** Start **

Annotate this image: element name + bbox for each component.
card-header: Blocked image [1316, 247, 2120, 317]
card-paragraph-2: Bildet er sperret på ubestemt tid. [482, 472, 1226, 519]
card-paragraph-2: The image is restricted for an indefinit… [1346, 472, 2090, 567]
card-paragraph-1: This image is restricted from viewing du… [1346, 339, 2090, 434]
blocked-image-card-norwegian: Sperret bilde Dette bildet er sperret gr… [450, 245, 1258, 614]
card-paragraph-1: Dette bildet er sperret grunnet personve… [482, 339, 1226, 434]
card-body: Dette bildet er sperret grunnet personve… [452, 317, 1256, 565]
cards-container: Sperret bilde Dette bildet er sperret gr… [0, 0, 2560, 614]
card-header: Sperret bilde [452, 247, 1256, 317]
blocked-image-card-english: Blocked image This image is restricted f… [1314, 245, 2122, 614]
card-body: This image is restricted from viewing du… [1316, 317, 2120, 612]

** End **

What is needed
Write out every line of the record above without any changes.

Answer
Annotate this image: element name + bbox for each component.
card-header: Blocked image [1316, 247, 2120, 317]
card-paragraph-2: Bildet er sperret på ubestemt tid. [482, 472, 1226, 519]
card-paragraph-2: The image is restricted for an indefinit… [1346, 472, 2090, 567]
card-paragraph-1: This image is restricted from viewing du… [1346, 339, 2090, 434]
blocked-image-card-norwegian: Sperret bilde Dette bildet er sperret gr… [450, 245, 1258, 614]
card-paragraph-1: Dette bildet er sperret grunnet personve… [482, 339, 1226, 434]
card-body: Dette bildet er sperret grunnet personve… [452, 317, 1256, 565]
cards-container: Sperret bilde Dette bildet er sperret gr… [0, 0, 2560, 614]
card-header: Sperret bilde [452, 247, 1256, 317]
blocked-image-card-english: Blocked image This image is restricted f… [1314, 245, 2122, 614]
card-body: This image is restricted from viewing du… [1316, 317, 2120, 612]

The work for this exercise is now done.